Aim of the task
Go through the listing beneath this task and return every line that carries the string "lemon".

Dataset entries
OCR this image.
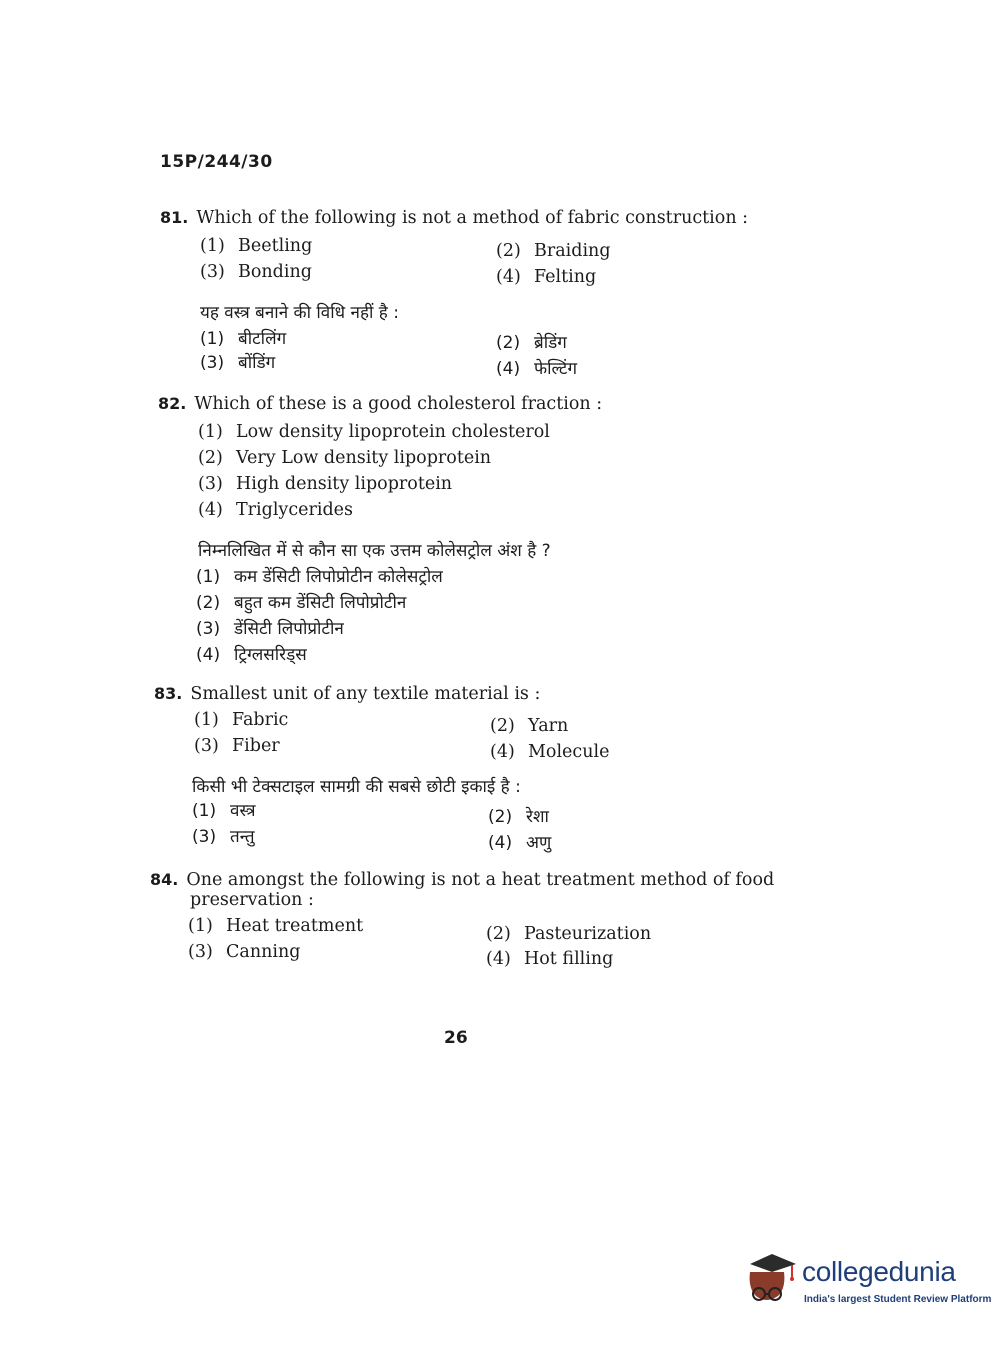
15P/244/30
81. Which of the following is not a method of fabric construction :
(1) Beetling	(2) Braiding
(3) Bonding	(4) Felting
यह वस्त्र बनाने की विधि नहीं है :
(1) बीटलिंग	(2) ब्रेडिंग
(3) बोंडिंग	(4) फेल्टिंग
82. Which of these is a good cholesterol fraction :
(1) Low density lipoprotein cholesterol
(2) Very Low density lipoprotein
(3) High density lipoprotein
(4) Triglycerides
निम्नलिखित में से कौन सा एक उत्तम कोलेसट्रोल अंश है ?
(1) कम डेंसिटी लिपोप्रोटीन कोलेसट्रोल
(2) बहुत कम डेंसिटी लिपोप्रोटीन
(3) डेंसिटी लिपोप्रोटीन
(4) ट्रिग्लसरिड्स
83. Smallest unit of any textile material is :
(1) Fabric	(2) Yarn
(3) Fiber	(4) Molecule
किसी भी टेक्सटाइल सामग्री की सबसे छोटी इकाई है :
(1) वस्त्र	(2) रेशा
(3) तन्तु	(4) अणु
84. One amongst the following is not a heat treatment method of food
preservation :
(1) Heat treatment	(2) Pasteurization
(3) Canning	(4) Hot filling
26
collegedunia
India's largest Student Review Platform
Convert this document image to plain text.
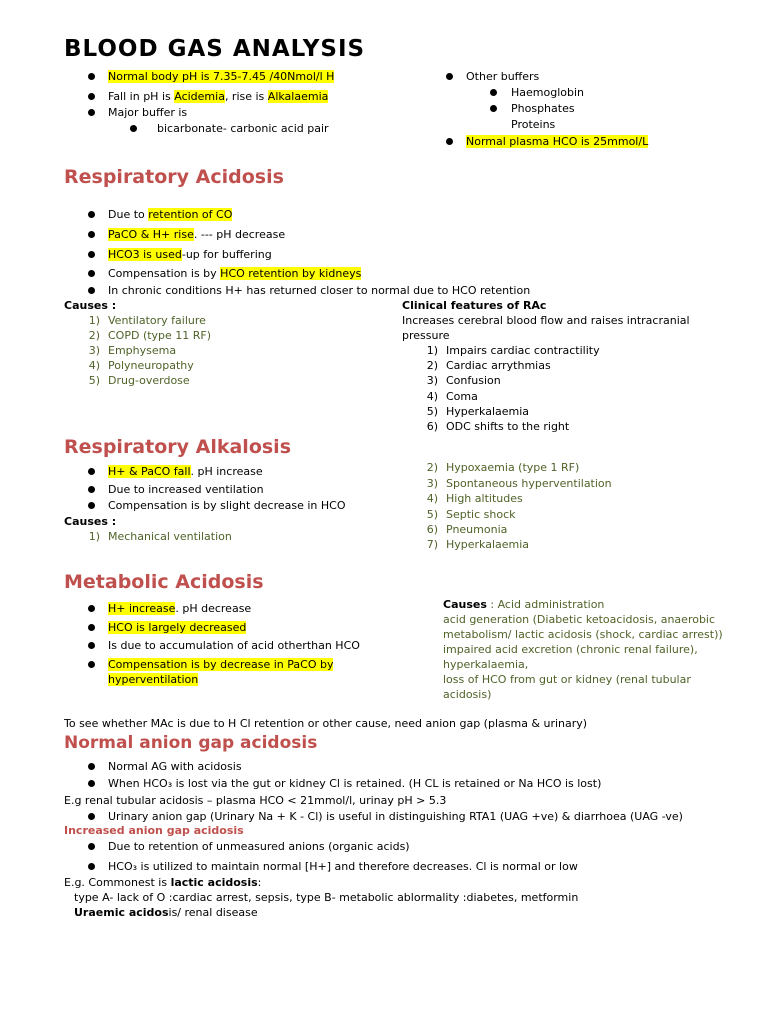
BLOOD GAS ANALYSIS
Normal body pH is 7.35-7.45 /40Nmol/l H
Fall in pH is Acidemia, rise is Alkalaemia
Major buffer is
bicarbonate- carbonic acid pair
Other buffers
Haemoglobin
Phosphates
Proteins
Normal plasma HCO is 25mmol/L
Respiratory Acidosis
Due to retention of CO
PaCO & H+ rise. --- pH decrease
HCO3 is used-up for buffering
Compensation is by HCO retention by kidneys
In chronic conditions H+ has returned closer to normal due to HCO retention
Causes :
1) Ventilatory failure
2) COPD (type 11 RF)
3) Emphysema
4) Polyneuropathy
5) Drug-overdose
Clinical features of RAc
Increases cerebral blood flow and raises intracranial
pressure
1) Impairs cardiac contractility
2) Cardiac arrythmias
3) Confusion
4) Coma
5) Hyperkalaemia
6) ODC shifts to the right
Respiratory Alkalosis
H+ & PaCO fall. pH increase
Due to increased ventilation
Compensation is by slight decrease in HCO
Causes :
1) Mechanical ventilation
2) Hypoxaemia (type 1 RF)
3) Spontaneous hyperventilation
4) High altitudes
5) Septic shock
6) Pneumonia
7) Hyperkalaemia
Metabolic Acidosis
H+ increase. pH decrease
HCO is largely decreased
Is due to accumulation of acid otherthan HCO
Compensation is by decrease in PaCO by
hyperventilation
Causes : Acid administration
acid generation (Diabetic ketoacidosis, anaerobic
metabolism/ lactic acidosis (shock, cardiac arrest))
impaired acid excretion (chronic renal failure),
hyperkalaemia,
loss of HCO from gut or kidney (renal tubular
acidosis)
To see whether MAc is due to H Cl retention or other cause, need anion gap (plasma & urinary)
Normal anion gap acidosis
Normal AG with acidosis
When HCO₃ is lost via the gut or kidney Cl is retained. (H CL is retained or Na HCO is lost)
E.g renal tubular acidosis – plasma HCO < 21mmol/l, urinay pH > 5.3
Urinary anion gap (Urinary Na + K - Cl) is useful in distinguishing RTA1 (UAG +ve) & diarrhoea (UAG -ve)
Increased anion gap acidosis
Due to retention of unmeasured anions (organic acids)
HCO₃ is utilized to maintain normal [H+] and therefore decreases. Cl is normal or low
E.g. Commonest is lactic acidosis:
type A- lack of O :cardiac arrest, sepsis, type B- metabolic ablormality :diabetes, metformin
Uraemic acidosis/ renal disease
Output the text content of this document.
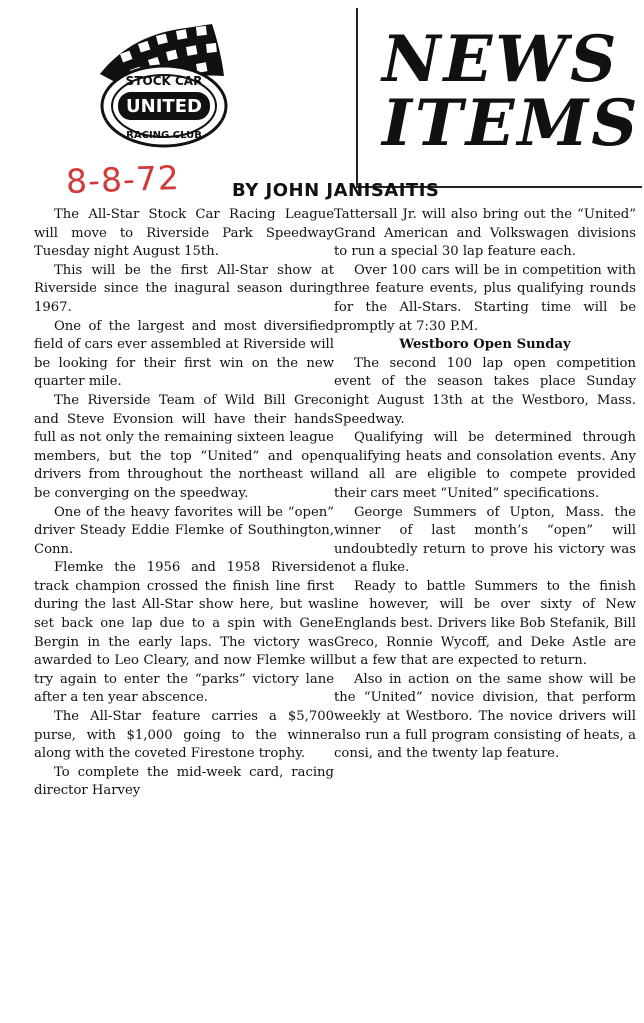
STOCK CAR
UNITED
RACING CLUB
NEWS
ITEMS
8-8-72	BY JOHN JANISAITIS

The All-Star Stock Car Racing League will move to Riverside Park Speedway Tuesday night August 15th.

This will be the first All-Star show at Riverside since the inagural season during 1967.

One of the largest and most diversified field of cars ever assembled at Riverside will be looking for their first win on the new quarter mile.

The Riverside Team of Wild Bill Greco and Steve Evonsion will have their hands full as not only the remaining sixteen league members, but the top “United” and open drivers from throughout the northeast will be converging on the speedway.

One of the heavy favorites will be “open” driver Steady Eddie Flemke of Southington, Conn.

Flemke the 1956 and 1958 Riverside track champion crossed the finish line first during the last All-Star show here, but was set back one lap due to a spin with Gene Bergin in the early laps. The victory was awarded to Leo Cleary, and now Flemke will try again to enter the “parks” victory lane after a ten year abscence.

The All-Star feature carries a $5,700 purse, with $1,000 going to the winner along with the coveted Firestone trophy.

To complete the mid-week card, racing director Harvey

Tattersall Jr. will also bring out the “United” Grand American and Volkswagen divisions to run a special 30 lap feature each.

Over 100 cars will be in competition with three feature events, plus qualifying rounds for the All-Stars. Starting time will be promptly at 7:30 P.M.

Westboro Open Sunday

The second 100 lap open competition event of the season takes place Sunday night August 13th at the Westboro, Mass. Speedway.

Qualifying will be determined through qualifying heats and consolation events. Any and all are eligible to compete provided their cars meet “United” specifications.

George Summers of Upton, Mass. the winner of last month’s “open” will undoubtedly return to prove his victory was not a fluke.

Ready to battle Summers to the finish line however, will be over sixty of New Englands best. Drivers like Bob Stefanik, Bill Greco, Ronnie Wycoff, and Deke Astle are but a few that are expected to return.

Also in action on the same show will be the “United” novice division, that perform weekly at Westboro. The novice drivers will also run a full program consisting of heats, a consi, and the twenty lap feature.
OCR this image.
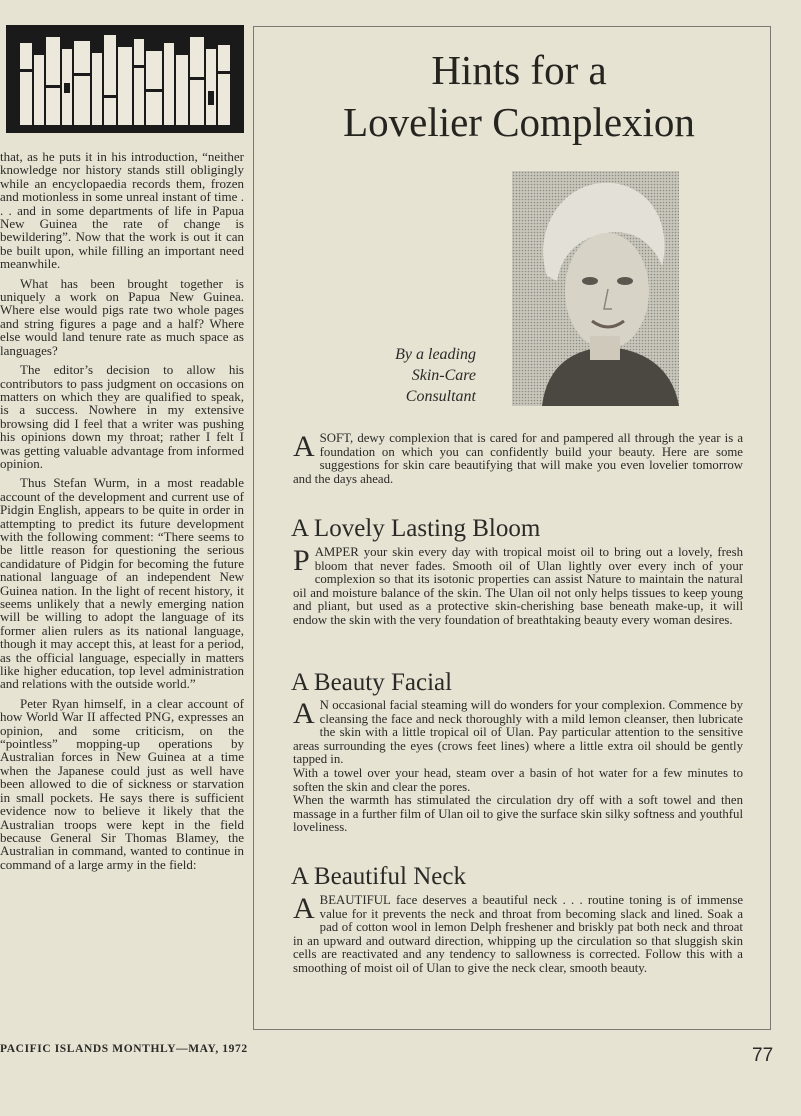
that, as he puts it in his introduction, “neither knowledge nor history stands still obligingly while an encyclopaedia records them, frozen and motionless in some unreal instant of time . . . and in some departments of life in Papua New Guinea the rate of change is bewildering”. Now that the work is out it can be built upon, while filling an important need meanwhile.

What has been brought together is uniquely a work on Papua New Guinea. Where else would pigs rate two whole pages and string figures a page and a half? Where else would land tenure rate as much space as languages?

The editor’s decision to allow his contributors to pass judgment on occasions on matters on which they are qualified to speak, is a success. Nowhere in my extensive browsing did I feel that a writer was pushing his opinions down my throat; rather I felt I was getting valuable advantage from informed opinion.

Thus Stefan Wurm, in a most readable account of the development and current use of Pidgin English, appears to be quite in order in attempting to predict its future development with the following comment: “There seems to be little reason for questioning the serious candidature of Pidgin for becoming the future national language of an independent New Guinea nation. In the light of recent history, it seems unlikely that a newly emerging nation will be willing to adopt the language of its former alien rulers as its national language, though it may accept this, at least for a period, as the official language, especially in matters like higher education, top level administration and relations with the outside world.”

Peter Ryan himself, in a clear account of how World War II affected PNG, expresses an opinion, and some criticism, on the “pointless” mopping-up operations by Australian forces in New Guinea at a time when the Japanese could just as well have been allowed to die of sickness or starvation in small pockets. He says there is sufficient evidence now to believe it likely that the Australian troops were kept in the field because General Sir Thomas Blamey, the Australian in command, wanted to continue in command of a large army in the field:

Hints for a
Lovelier Complexion
By a leading
Skin-Care
Consultant
ASOFT, dewy complexion that is cared for and pampered all through the year is a foundation on which you can confidently build your beauty. Here are some suggestions for skin care beautifying that will make you even lovelier tomorrow and the days ahead.
A Lovely Lasting Bloom
PAMPER your skin every day with tropical moist oil to bring out a lovely, fresh bloom that never fades. Smooth oil of Ulan lightly over every inch of your complexion so that its isotonic properties can assist Nature to maintain the natural oil and moisture balance of the skin. The Ulan oil not only helps tissues to keep young and pliant, but used as a protective skin-cherishing base beneath make-up, it will endow the skin with the very foundation of breathtaking beauty every woman desires.
A Beauty Facial
A N occasional facial steaming will do wonders for your complexion. Commence by cleansing the face and neck thoroughly with a mild lemon cleanser, then lubricate the skin with a little tropical oil of Ulan. Pay particular attention to the sensitive areas surrounding the eyes (crows feet lines) where a little extra oil should be gently tapped in.
With a towel over your head, steam over a basin of hot water for a few minutes to soften the skin and clear the pores.
When the warmth has stimulated the circulation dry off with a soft towel and then massage in a further film of Ulan oil to give the surface skin silky softness and youthful loveliness.
A Beautiful Neck
ABEAUTIFUL face deserves a beautiful neck . . . routine toning is of immense value for it prevents the neck and throat from becoming slack and lined. Soak a pad of cotton wool in lemon Delph freshener and briskly pat both neck and throat in an upward and outward direction, whipping up the circulation so that sluggish skin cells are reactivated and any tendency to sallowness is corrected. Follow this with a smoothing of moist oil of Ulan to give the neck clear, smooth beauty.
PACIFIC ISLANDS MONTHLY—MAY, 1972	77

Solved exercise
A N occasional facial steaming will do wonders for your complexion. Commence by cleansing the face and neck thoroughly with a mild lemon cleanser, then lubricate the skin with a little tropical oil of Ulan. Pay particular attention to the sensitive areas surrounding the eyes (crows feet lines) where a little extra oil should be gently tapped in.
ABEAUTIFUL face deserves a beautiful neck . . . routine toning is of immense value for it prevents the neck and throat from becoming slack and lined. Soak a pad of cotton wool in lemon Delph freshener and briskly pat both neck and throat in an upward and outward direction, whipping up the circulation so that sluggish skin cells are reactivated and any tendency to sallowness is corrected. Follow this with a smoothing of moist oil of Ulan to give the neck clear, smooth beauty.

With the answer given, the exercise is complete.